Records about charts and figures
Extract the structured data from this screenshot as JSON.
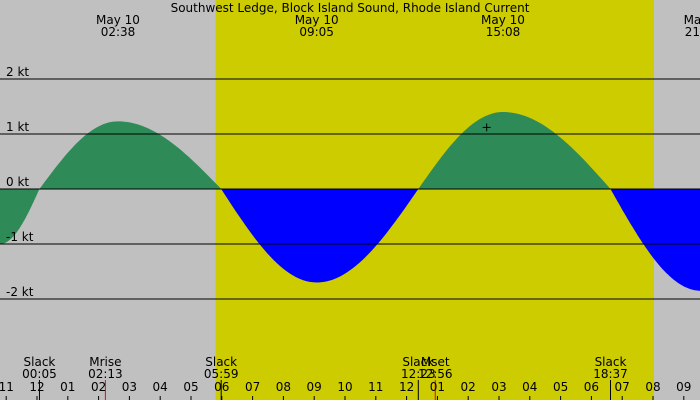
{
  "chart_data": {
    "type": "area",
    "title": "Southwest Ledge, Block Island Sound, Rhode Island Current",
    "xlabel": "",
    "ylabel": "",
    "x_unit": "hours",
    "xlim": [
      -1.2,
      21.55
    ],
    "ylim": [
      -3.4,
      3.4
    ],
    "grid": true,
    "y_gridlines": [
      2,
      1,
      0,
      -1,
      -2
    ],
    "y_tick_labels": [
      "2 kt",
      "1 kt",
      "0 kt",
      "-1 kt",
      "-2 kt"
    ],
    "x_tick_labels": [
      "11",
      "12",
      "01",
      "02",
      "03",
      "04",
      "05",
      "06",
      "07",
      "08",
      "09",
      "10",
      "11",
      "12",
      "01",
      "02",
      "03",
      "04",
      "05",
      "06",
      "07",
      "08",
      "09"
    ],
    "daylight": {
      "start": 5.8,
      "end": 20.03
    },
    "colors": {
      "flood": "#0000ff",
      "ebb": "#2e8b57",
      "day": "#cccc00",
      "night": "#c0c0c0",
      "moon_tick": "#ff0000"
    },
    "series": [
      {
        "x": [
          -1.2,
          0.08,
          2.63,
          5.98,
          9.08,
          12.38,
          15.13,
          18.62,
          21.55
        ],
        "y": [
          -1.0,
          0,
          1.23,
          0,
          -1.7,
          0,
          1.4,
          0,
          -1.85
        ]
      }
    ],
    "current_marker": {
      "x": 14.6,
      "y": 1.12
    },
    "peak_labels": [
      {
        "x": 2.63,
        "date": "May 10",
        "time": "02:38"
      },
      {
        "x": 9.08,
        "date": "May 10",
        "time": "09:05"
      },
      {
        "x": 15.13,
        "date": "May 10",
        "time": "15:08"
      },
      {
        "x": 21.28,
        "date": "Ma",
        "time": "21"
      }
    ],
    "events": [
      {
        "x": 0.08,
        "label": "Slack",
        "time": "00:05"
      },
      {
        "x": 2.22,
        "label": "Mrise",
        "time": "02:13"
      },
      {
        "x": 5.98,
        "label": "Slack",
        "time": "05:59"
      },
      {
        "x": 12.38,
        "label": "Slack",
        "time": "12:23"
      },
      {
        "x": 12.93,
        "label": "Mset",
        "time": "12:56"
      },
      {
        "x": 18.62,
        "label": "Slack",
        "time": "18:37"
      }
    ]
  }
}
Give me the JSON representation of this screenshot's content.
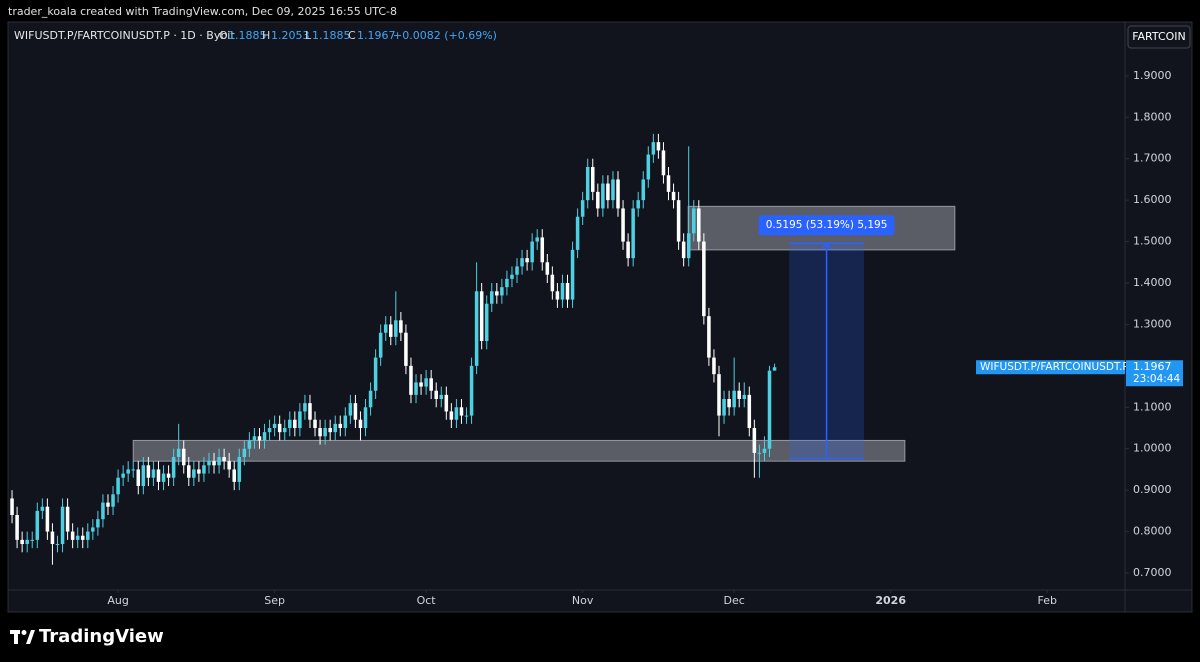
{
  "header": {
    "caption": "trader_koala created with TradingView.com, Dec 09, 2025 16:55 UTC-8"
  },
  "legend": {
    "symbol": "WIFUSDT.P/FARTCOINUSDT.P · 1D · Bybit",
    "o_label": "O",
    "h_label": "H",
    "l_label": "L",
    "c_label": "C",
    "change": "+0.0082 (+0.69%)"
  },
  "currency_button": "FARTCOIN",
  "price_label": {
    "symbol": "WIFUSDT.P/FARTCOINUSDT.P",
    "countdown": "23:04:44"
  },
  "brand": "TradingView",
  "chart_data": {
    "type": "candlestick",
    "up_color": "#4dd0e1",
    "down_color": "#ffffff",
    "open": [
      0.88,
      0.84,
      0.78,
      0.77,
      0.78,
      0.78,
      0.85,
      0.86,
      0.8,
      0.77,
      0.77,
      0.86,
      0.8,
      0.78,
      0.79,
      0.78,
      0.8,
      0.81,
      0.83,
      0.87,
      0.86,
      0.89,
      0.93,
      0.94,
      0.95,
      0.95,
      0.91,
      0.96,
      0.93,
      0.95,
      0.92,
      0.94,
      0.93,
      0.98,
      1.0,
      0.96,
      0.93,
      0.95,
      0.94,
      0.96,
      0.97,
      0.96,
      0.98,
      0.97,
      0.95,
      0.92,
      0.98,
      1.0,
      1.02,
      1.03,
      1.02,
      1.04,
      1.05,
      1.06,
      1.04,
      1.05,
      1.07,
      1.05,
      1.09,
      1.11,
      1.07,
      1.05,
      1.03,
      1.05,
      1.04,
      1.06,
      1.05,
      1.08,
      1.11,
      1.07,
      1.05,
      1.1,
      1.14,
      1.22,
      1.28,
      1.3,
      1.27,
      1.31,
      1.28,
      1.2,
      1.13,
      1.16,
      1.15,
      1.17,
      1.14,
      1.12,
      1.13,
      1.09,
      1.07,
      1.1,
      1.08,
      1.08,
      1.2,
      1.38,
      1.26,
      1.35,
      1.38,
      1.37,
      1.39,
      1.41,
      1.42,
      1.44,
      1.46,
      1.45,
      1.5,
      1.51,
      1.45,
      1.42,
      1.38,
      1.36,
      1.4,
      1.36,
      1.48,
      1.56,
      1.6,
      1.68,
      1.62,
      1.58,
      1.64,
      1.6,
      1.65,
      1.58,
      1.5,
      1.46,
      1.58,
      1.6,
      1.65,
      1.71,
      1.74,
      1.72,
      1.66,
      1.62,
      1.6,
      1.5,
      1.46,
      1.52,
      1.58,
      1.5,
      1.32,
      1.22,
      1.18,
      1.08,
      1.12,
      1.1,
      1.14,
      1.12,
      1.13,
      1.05,
      0.99,
      0.99,
      1.0,
      1.1885
    ],
    "high": [
      0.9,
      0.86,
      0.8,
      0.8,
      0.8,
      0.87,
      0.88,
      0.88,
      0.82,
      0.79,
      0.88,
      0.88,
      0.82,
      0.81,
      0.81,
      0.82,
      0.83,
      0.85,
      0.89,
      0.89,
      0.91,
      0.95,
      0.96,
      0.97,
      0.97,
      0.97,
      0.98,
      0.98,
      0.97,
      0.97,
      0.96,
      0.96,
      1.0,
      1.06,
      1.02,
      0.98,
      0.97,
      0.97,
      0.98,
      0.99,
      0.99,
      1.0,
      1.0,
      0.99,
      0.97,
      1.0,
      1.02,
      1.04,
      1.05,
      1.05,
      1.06,
      1.07,
      1.08,
      1.08,
      1.07,
      1.09,
      1.09,
      1.11,
      1.13,
      1.13,
      1.09,
      1.07,
      1.07,
      1.07,
      1.08,
      1.08,
      1.1,
      1.13,
      1.13,
      1.09,
      1.12,
      1.16,
      1.24,
      1.3,
      1.32,
      1.32,
      1.38,
      1.33,
      1.3,
      1.22,
      1.18,
      1.18,
      1.19,
      1.19,
      1.16,
      1.15,
      1.15,
      1.11,
      1.12,
      1.12,
      1.1,
      1.22,
      1.45,
      1.4,
      1.37,
      1.4,
      1.4,
      1.41,
      1.43,
      1.44,
      1.46,
      1.48,
      1.48,
      1.52,
      1.53,
      1.53,
      1.47,
      1.44,
      1.4,
      1.42,
      1.42,
      1.5,
      1.58,
      1.62,
      1.7,
      1.7,
      1.64,
      1.66,
      1.66,
      1.67,
      1.67,
      1.6,
      1.52,
      1.6,
      1.62,
      1.67,
      1.73,
      1.76,
      1.76,
      1.74,
      1.68,
      1.64,
      1.62,
      1.52,
      1.73,
      1.6,
      1.6,
      1.52,
      1.34,
      1.24,
      1.2,
      1.14,
      1.14,
      1.22,
      1.16,
      1.16,
      1.15,
      1.07,
      1.01,
      1.03,
      1.2,
      1.2053
    ],
    "low": [
      0.82,
      0.76,
      0.75,
      0.75,
      0.76,
      0.76,
      0.83,
      0.78,
      0.72,
      0.75,
      0.75,
      0.78,
      0.76,
      0.76,
      0.76,
      0.76,
      0.78,
      0.79,
      0.81,
      0.84,
      0.84,
      0.87,
      0.91,
      0.92,
      0.93,
      0.89,
      0.89,
      0.91,
      0.91,
      0.9,
      0.9,
      0.91,
      0.91,
      0.96,
      0.94,
      0.91,
      0.91,
      0.92,
      0.92,
      0.94,
      0.94,
      0.94,
      0.95,
      0.93,
      0.9,
      0.9,
      0.96,
      0.98,
      1.0,
      1.0,
      1.0,
      1.02,
      1.03,
      1.02,
      1.02,
      1.03,
      1.03,
      1.03,
      1.07,
      1.05,
      1.03,
      1.01,
      1.01,
      1.02,
      1.02,
      1.03,
      1.03,
      1.06,
      1.05,
      1.02,
      1.03,
      1.08,
      1.12,
      1.2,
      1.26,
      1.25,
      1.25,
      1.26,
      1.18,
      1.11,
      1.11,
      1.13,
      1.13,
      1.12,
      1.1,
      1.1,
      1.07,
      1.05,
      1.05,
      1.06,
      1.06,
      1.06,
      1.18,
      1.24,
      1.24,
      1.33,
      1.35,
      1.35,
      1.37,
      1.39,
      1.4,
      1.42,
      1.43,
      1.43,
      1.48,
      1.43,
      1.4,
      1.36,
      1.34,
      1.34,
      1.34,
      1.34,
      1.46,
      1.54,
      1.58,
      1.6,
      1.56,
      1.56,
      1.58,
      1.58,
      1.56,
      1.48,
      1.44,
      1.44,
      1.56,
      1.58,
      1.63,
      1.69,
      1.7,
      1.64,
      1.6,
      1.58,
      1.48,
      1.44,
      1.44,
      1.5,
      1.48,
      1.3,
      1.2,
      1.16,
      1.03,
      1.06,
      1.08,
      1.08,
      1.1,
      1.1,
      1.03,
      0.93,
      0.93,
      0.97,
      0.98,
      1.1885
    ],
    "close": [
      0.84,
      0.78,
      0.77,
      0.78,
      0.78,
      0.85,
      0.86,
      0.8,
      0.77,
      0.77,
      0.86,
      0.8,
      0.78,
      0.79,
      0.78,
      0.8,
      0.81,
      0.83,
      0.87,
      0.86,
      0.89,
      0.93,
      0.94,
      0.95,
      0.95,
      0.91,
      0.96,
      0.93,
      0.95,
      0.92,
      0.94,
      0.93,
      0.98,
      1.0,
      0.96,
      0.93,
      0.95,
      0.94,
      0.96,
      0.97,
      0.96,
      0.98,
      0.97,
      0.95,
      0.92,
      0.98,
      1.0,
      1.02,
      1.03,
      1.02,
      1.04,
      1.05,
      1.06,
      1.04,
      1.05,
      1.07,
      1.05,
      1.09,
      1.11,
      1.07,
      1.05,
      1.03,
      1.05,
      1.04,
      1.06,
      1.05,
      1.08,
      1.11,
      1.07,
      1.05,
      1.1,
      1.14,
      1.22,
      1.28,
      1.3,
      1.27,
      1.31,
      1.28,
      1.2,
      1.13,
      1.16,
      1.15,
      1.17,
      1.14,
      1.12,
      1.13,
      1.09,
      1.07,
      1.1,
      1.08,
      1.08,
      1.2,
      1.38,
      1.26,
      1.35,
      1.38,
      1.37,
      1.39,
      1.41,
      1.42,
      1.44,
      1.46,
      1.45,
      1.5,
      1.51,
      1.45,
      1.42,
      1.38,
      1.36,
      1.4,
      1.36,
      1.48,
      1.56,
      1.6,
      1.68,
      1.62,
      1.58,
      1.64,
      1.6,
      1.65,
      1.58,
      1.5,
      1.46,
      1.58,
      1.6,
      1.65,
      1.71,
      1.74,
      1.72,
      1.66,
      1.62,
      1.6,
      1.5,
      1.46,
      1.52,
      1.58,
      1.5,
      1.32,
      1.22,
      1.18,
      1.08,
      1.12,
      1.1,
      1.14,
      1.12,
      1.13,
      1.05,
      0.99,
      0.99,
      1.0,
      1.1885,
      1.1967
    ],
    "xlim": [
      -0.8,
      220.4
    ],
    "ylim": [
      0.659,
      2.03
    ],
    "xticks": [
      {
        "value": 21,
        "label": "Aug"
      },
      {
        "value": 52,
        "label": "Sep"
      },
      {
        "value": 82,
        "label": "Oct"
      },
      {
        "value": 113,
        "label": "Nov"
      },
      {
        "value": 143,
        "label": "Dec"
      },
      {
        "value": 174,
        "label": "2026"
      },
      {
        "value": 205,
        "label": "Feb"
      }
    ],
    "yticks": [
      {
        "value": 0.7,
        "label": "0.7000"
      },
      {
        "value": 0.8,
        "label": "0.8000"
      },
      {
        "value": 0.9,
        "label": "0.9000"
      },
      {
        "value": 1.0,
        "label": "1.0000"
      },
      {
        "value": 1.1,
        "label": "1.1000"
      },
      {
        "value": 1.2,
        "label": "1.2000"
      },
      {
        "value": 1.3,
        "label": "1.3000"
      },
      {
        "value": 1.4,
        "label": "1.4000"
      },
      {
        "value": 1.5,
        "label": "1.5000"
      },
      {
        "value": 1.6,
        "label": "1.6000"
      },
      {
        "value": 1.7,
        "label": "1.7000"
      },
      {
        "value": 1.8,
        "label": "1.8000"
      },
      {
        "value": 1.9,
        "label": "1.9000"
      }
    ],
    "grid": false,
    "zones": [
      {
        "top": 1.585,
        "bottom": 1.48,
        "start": 133.9,
        "end": 186.7
      },
      {
        "top": 1.02,
        "bottom": 0.97,
        "start": 24,
        "end": 176.8
      }
    ],
    "measure": {
      "from": 0.9765,
      "to": 1.496,
      "start": 153.9,
      "end": 168.7,
      "label": "0.5195 (53.19%) 5,195"
    }
  }
}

Task description: Pull every line containing "screenshot" out of the data above.

Finished task:
Extract the structured data from this screenshot as JSON.
Give me the JSON representation of this screenshot's content.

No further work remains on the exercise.